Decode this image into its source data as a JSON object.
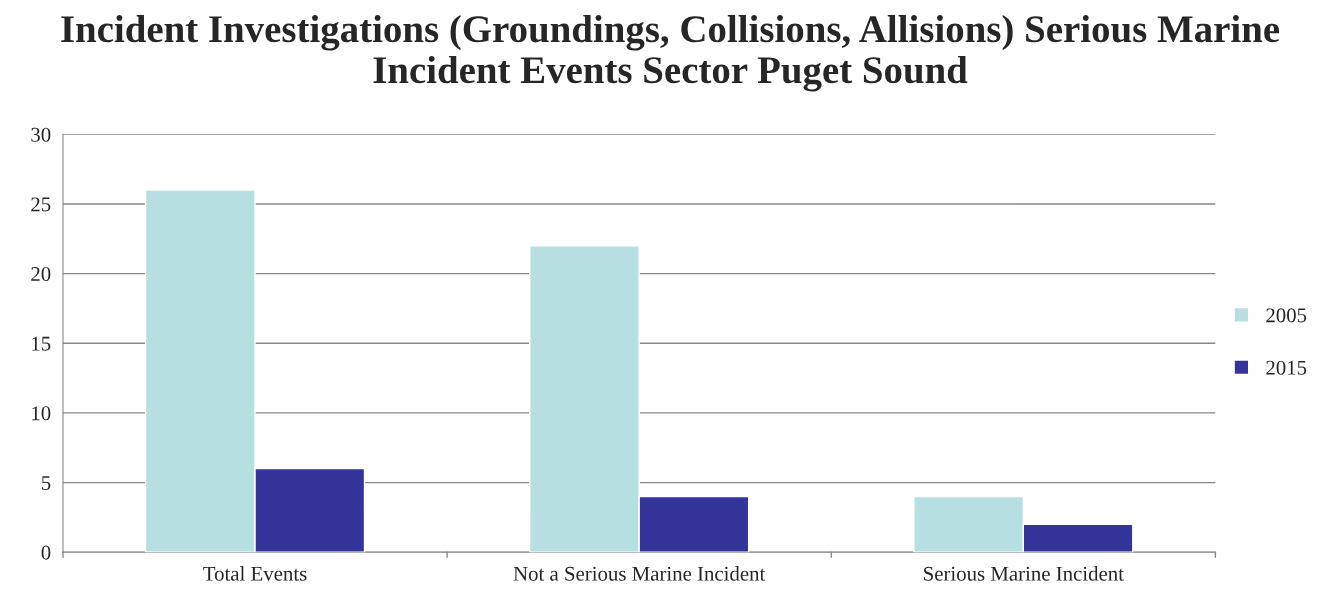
{
  "chart_data": {
    "type": "bar",
    "title": "Incident Investigations (Groundings, Collisions, Allisions) Serious Marine Incident Events Sector Puget Sound",
    "categories": [
      "Total Events",
      "Not a Serious Marine Incident",
      "Serious Marine Incident"
    ],
    "series": [
      {
        "name": "2005",
        "color": "#b7dfe2",
        "values": [
          26,
          22,
          4
        ]
      },
      {
        "name": "2015",
        "color": "#35349a",
        "values": [
          6,
          4,
          2
        ]
      }
    ],
    "ylim": [
      0,
      30
    ],
    "yticks": [
      0,
      5,
      10,
      15,
      20,
      25,
      30
    ],
    "grid": "y",
    "legend": "right"
  }
}
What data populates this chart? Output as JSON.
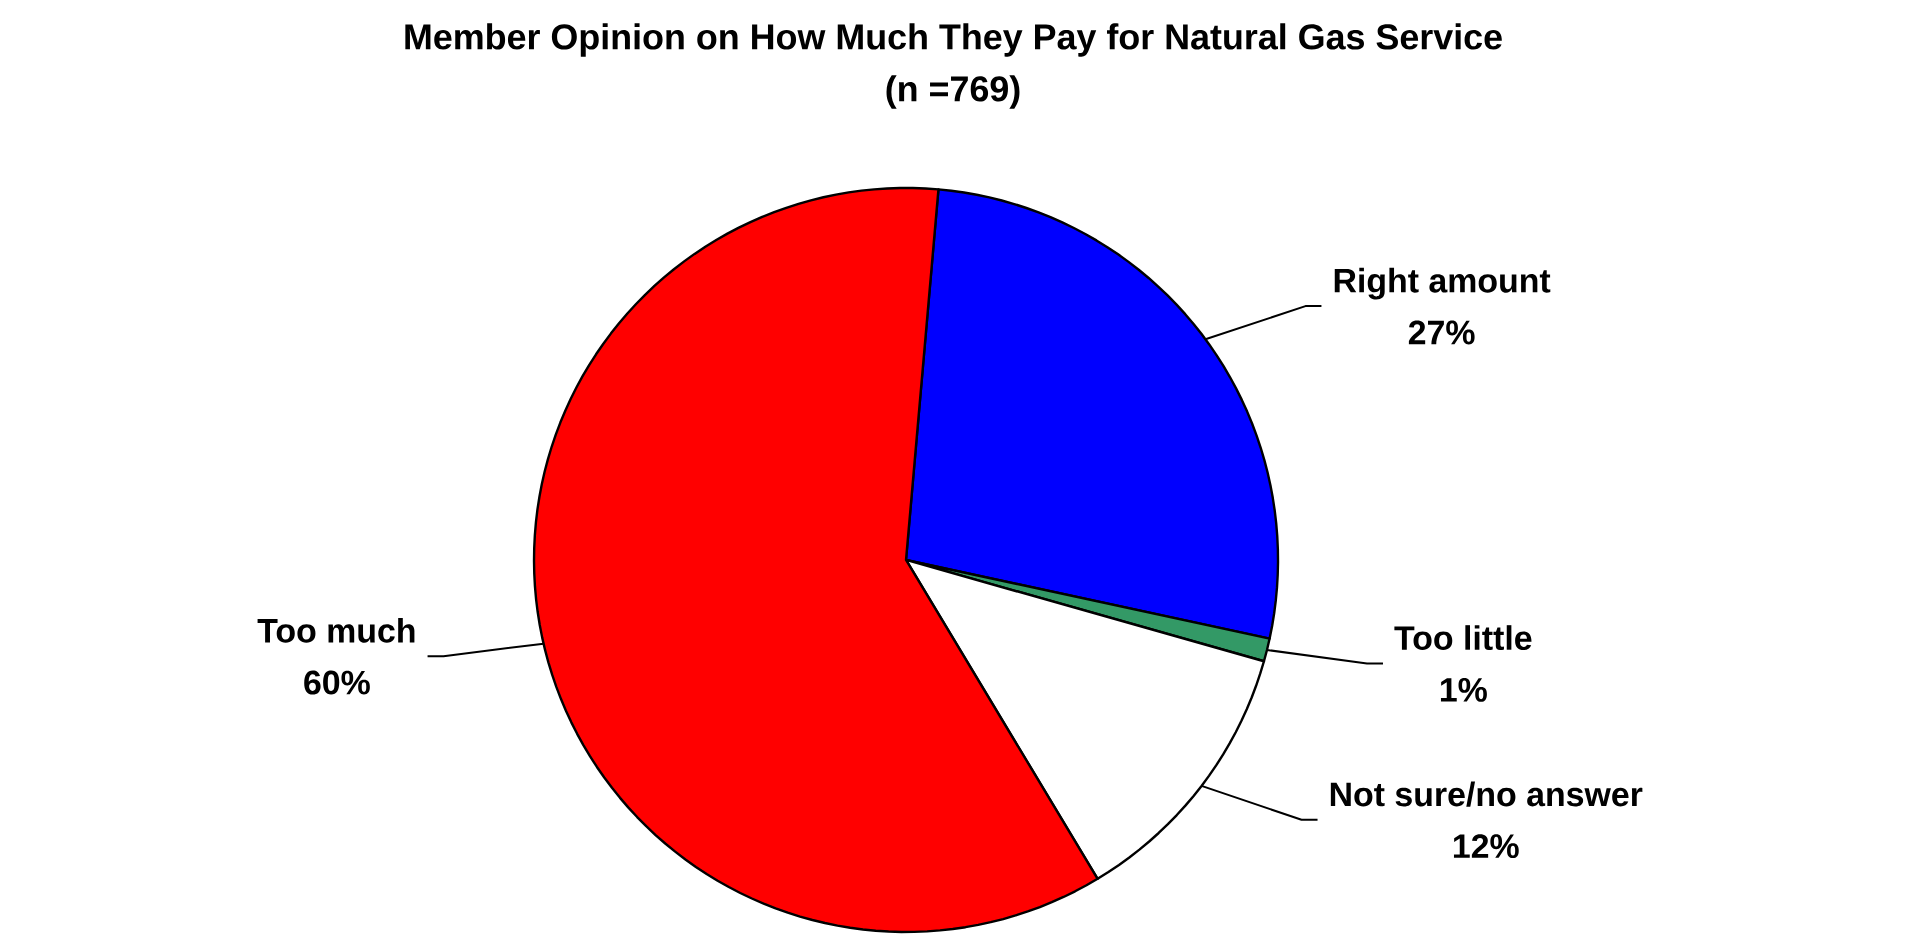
{
  "chart_data": {
    "type": "pie",
    "title": "Member Opinion on How Much They Pay for Natural Gas Service",
    "subtitle": "(n =769)",
    "categories": [
      "Right amount",
      "Too little",
      "Not sure/no answer",
      "Too much"
    ],
    "values": [
      27,
      1,
      12,
      60
    ],
    "colors": [
      "#0000ff",
      "#339966",
      "#ffffff",
      "#ff0000"
    ],
    "value_labels": [
      "27%",
      "1%",
      "12%",
      "60%"
    ]
  }
}
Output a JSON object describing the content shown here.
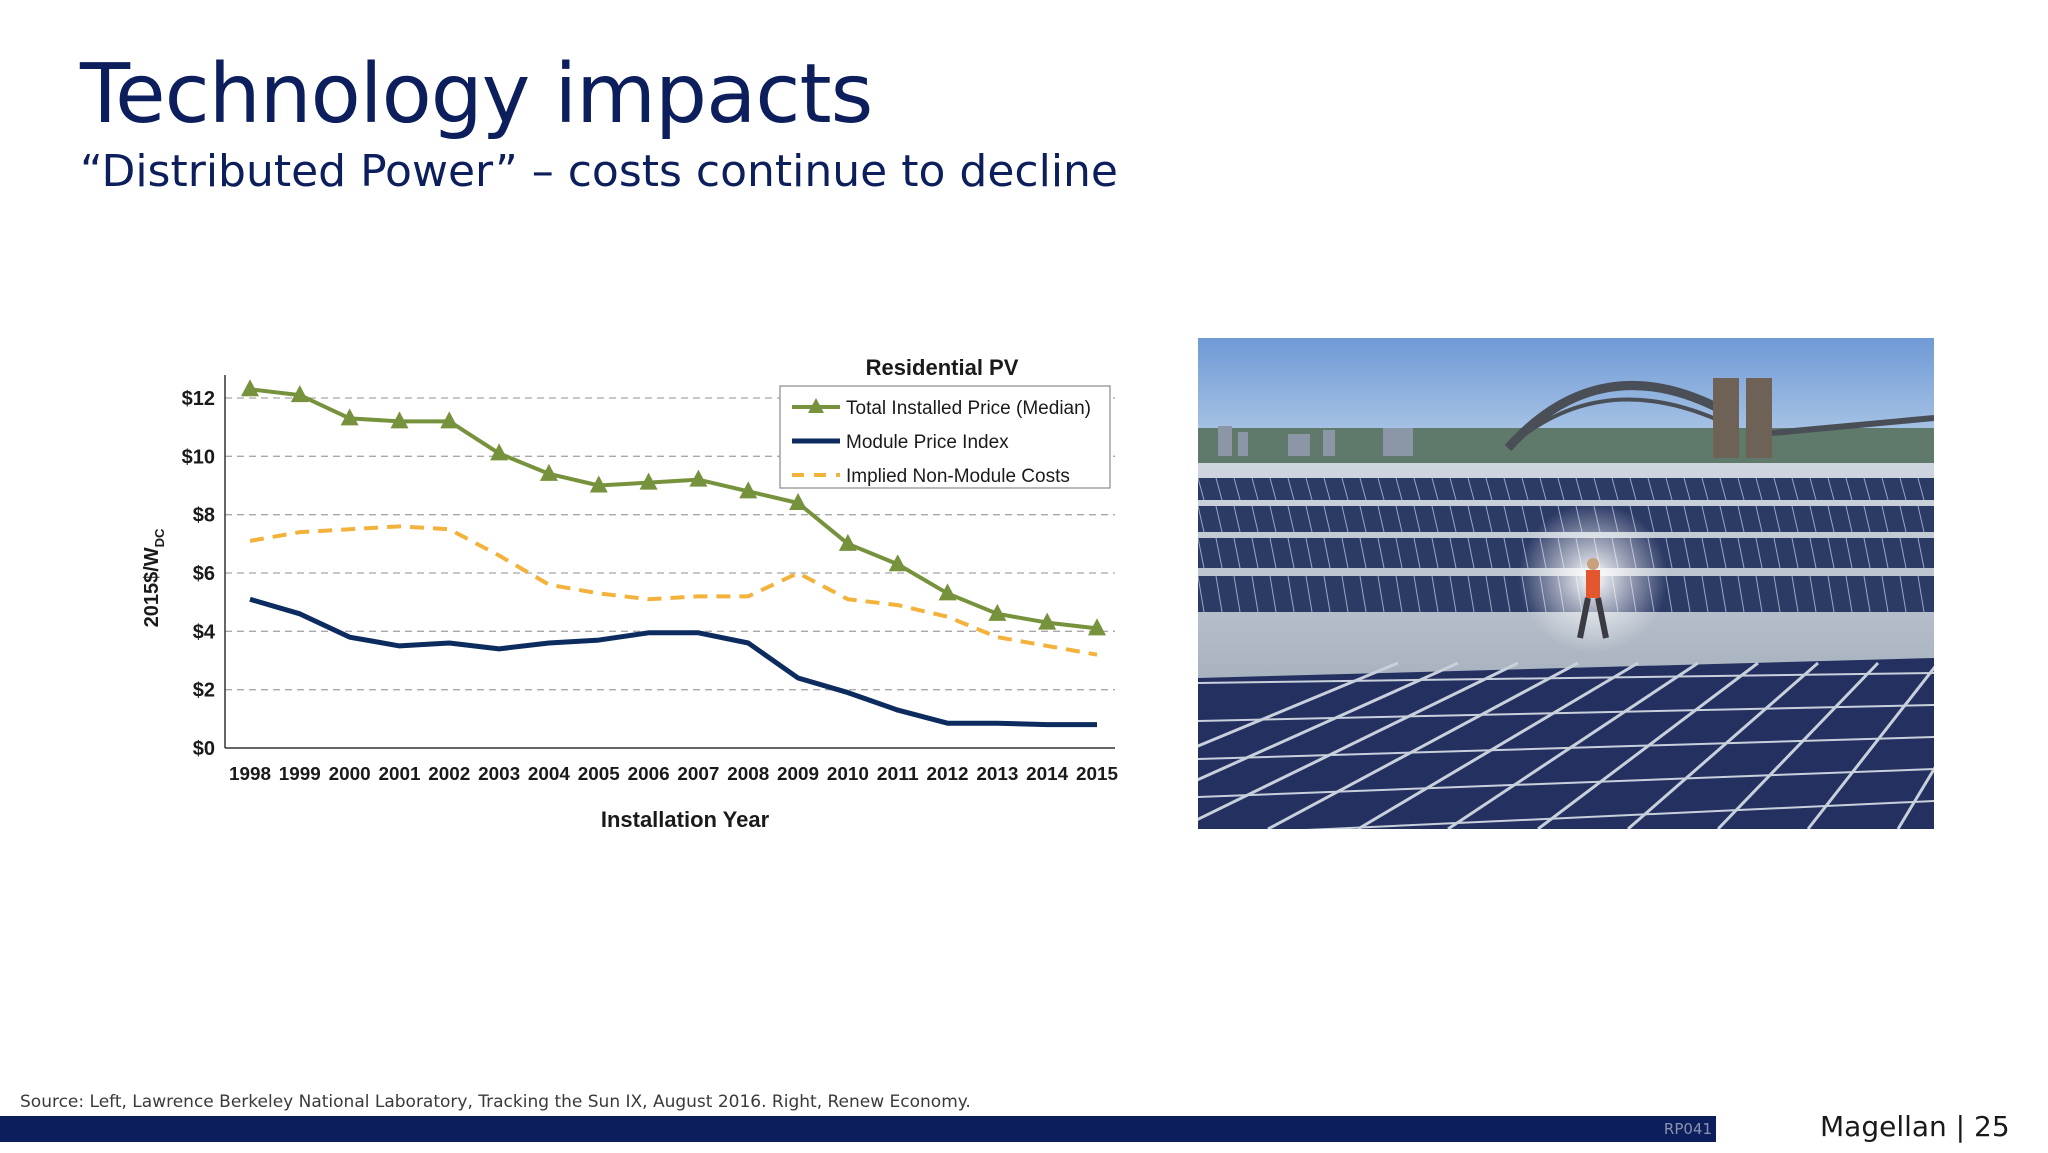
{
  "slide": {
    "title": "Technology impacts",
    "subtitle": "“Distributed Power” – costs continue to decline",
    "source": "Source: Left, Lawrence Berkeley National Laboratory, Tracking the Sun IX, August 2016. Right, Renew Economy.",
    "footer_code": "RP041",
    "footer_brand": "Magellan | 25"
  },
  "chart_data": {
    "type": "line",
    "title": "Residential PV",
    "xlabel": "Installation Year",
    "ylabel": "2015$/W",
    "ylabel_sub": "DC",
    "ylim": [
      0,
      12
    ],
    "yticks": [
      "$0",
      "$2",
      "$4",
      "$6",
      "$8",
      "$10",
      "$12"
    ],
    "ytick_values": [
      0,
      2,
      4,
      6,
      8,
      10,
      12
    ],
    "grid": "horizontal-dashed",
    "legend_position": "top-right",
    "x": [
      "1998",
      "1999",
      "2000",
      "2001",
      "2002",
      "2003",
      "2004",
      "2005",
      "2006",
      "2007",
      "2008",
      "2009",
      "2010",
      "2011",
      "2012",
      "2013",
      "2014",
      "2015"
    ],
    "series": [
      {
        "name": "Total Installed Price (Median)",
        "color": "#76923c",
        "style": "solid-triangle-markers",
        "values": [
          12.3,
          12.1,
          11.3,
          11.2,
          11.2,
          10.1,
          9.4,
          9.0,
          9.1,
          9.2,
          8.8,
          8.4,
          7.0,
          6.3,
          5.3,
          4.6,
          4.3,
          4.1
        ]
      },
      {
        "name": "Module Price Index",
        "color": "#0c2b5e",
        "style": "solid",
        "values": [
          5.1,
          4.6,
          3.8,
          3.5,
          3.6,
          3.4,
          3.6,
          3.7,
          3.95,
          3.95,
          3.6,
          2.4,
          1.9,
          1.3,
          0.85,
          0.85,
          0.8,
          0.8
        ]
      },
      {
        "name": "Implied Non-Module Costs",
        "color": "#f3b23c",
        "style": "dashed",
        "values": [
          7.1,
          7.4,
          7.5,
          7.6,
          7.5,
          6.6,
          5.6,
          5.3,
          5.1,
          5.2,
          5.2,
          6.0,
          5.1,
          4.9,
          4.5,
          3.8,
          3.5,
          3.2
        ]
      }
    ]
  }
}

━━━━━━

**WHAT IS ASKED**
From the listing, extract all text exactly as given and drop any picture.

**THE RESULT**
Decode this image into its source data as a JSON object.
{
  "chart_data": {
    "type": "bar",
    "title": "Incident Investigations (Groundings, Collisions, Allisions) Serious Marine Incident Events Sector Puget Sound",
    "categories": [
      "Total Events",
      "Not a Serious Marine Incident",
      "Serious Marine Incident"
    ],
    "series": [
      {
        "name": "2005",
        "color": "#b7dfe2",
        "values": [
          26,
          22,
          4
        ]
      },
      {
        "name": "2015",
        "color": "#35349a",
        "values": [
          6,
          4,
          2
        ]
      }
    ],
    "ylim": [
      0,
      30
    ],
    "yticks": [
      0,
      5,
      10,
      15,
      20,
      25,
      30
    ],
    "grid": "y",
    "legend": "right"
  }
}
What data populates this chart? Output as JSON.
{
  "chart_data": {
    "type": "pie",
    "title": "Member Opinion on How Much They Pay for Natural Gas Service",
    "subtitle": "(n =769)",
    "categories": [
      "Right amount",
      "Too little",
      "Not sure/no answer",
      "Too much"
    ],
    "values": [
      27,
      1,
      12,
      60
    ],
    "colors": [
      "#0000ff",
      "#339966",
      "#ffffff",
      "#ff0000"
    ],
    "value_labels": [
      "27%",
      "1%",
      "12%",
      "60%"
    ]
  }
}
Output a JSON object describing the content shown here.
{
  "slide": {
    "title": "Technology impacts",
    "subtitle": "“Distributed Power” – costs continue to decline",
    "source": "Source: Left, Lawrence Berkeley National Laboratory, Tracking the Sun IX, August 2016. Right, Renew Economy.",
    "footer_code": "RP041",
    "footer_brand": "Magellan | 25"
  },
  "chart_data": {
    "type": "line",
    "title": "Residential PV",
    "xlabel": "Installation Year",
    "ylabel": "2015$/W",
    "ylabel_sub": "DC",
    "ylim": [
      0,
      12
    ],
    "yticks": [
      "$0",
      "$2",
      "$4",
      "$6",
      "$8",
      "$10",
      "$12"
    ],
    "ytick_values": [
      0,
      2,
      4,
      6,
      8,
      10,
      12
    ],
    "grid": "horizontal-dashed",
    "legend_position": "top-right",
    "x": [
      "1998",
      "1999",
      "2000",
      "2001",
      "2002",
      "2003",
      "2004",
      "2005",
      "2006",
      "2007",
      "2008",
      "2009",
      "2010",
      "2011",
      "2012",
      "2013",
      "2014",
      "2015"
    ],
    "series": [
      {
        "name": "Total Installed Price (Median)",
        "color": "#76923c",
        "style": "solid-triangle-markers",
        "values": [
          12.3,
          12.1,
          11.3,
          11.2,
          11.2,
          10.1,
          9.4,
          9.0,
          9.1,
          9.2,
          8.8,
          8.4,
          7.0,
          6.3,
          5.3,
          4.6,
          4.3,
          4.1
        ]
      },
      {
        "name": "Module Price Index",
        "color": "#0c2b5e",
        "style": "solid",
        "values": [
          5.1,
          4.6,
          3.8,
          3.5,
          3.6,
          3.4,
          3.6,
          3.7,
          3.95,
          3.95,
          3.6,
          2.4,
          1.9,
          1.3,
          0.85,
          0.85,
          0.8,
          0.8
        ]
      },
      {
        "name": "Implied Non-Module Costs",
        "color": "#f3b23c",
        "style": "dashed",
        "values": [
          7.1,
          7.4,
          7.5,
          7.6,
          7.5,
          6.6,
          5.6,
          5.3,
          5.1,
          5.2,
          5.2,
          6.0,
          5.1,
          4.9,
          4.5,
          3.8,
          3.5,
          3.2
        ]
      }
    ]
  }
}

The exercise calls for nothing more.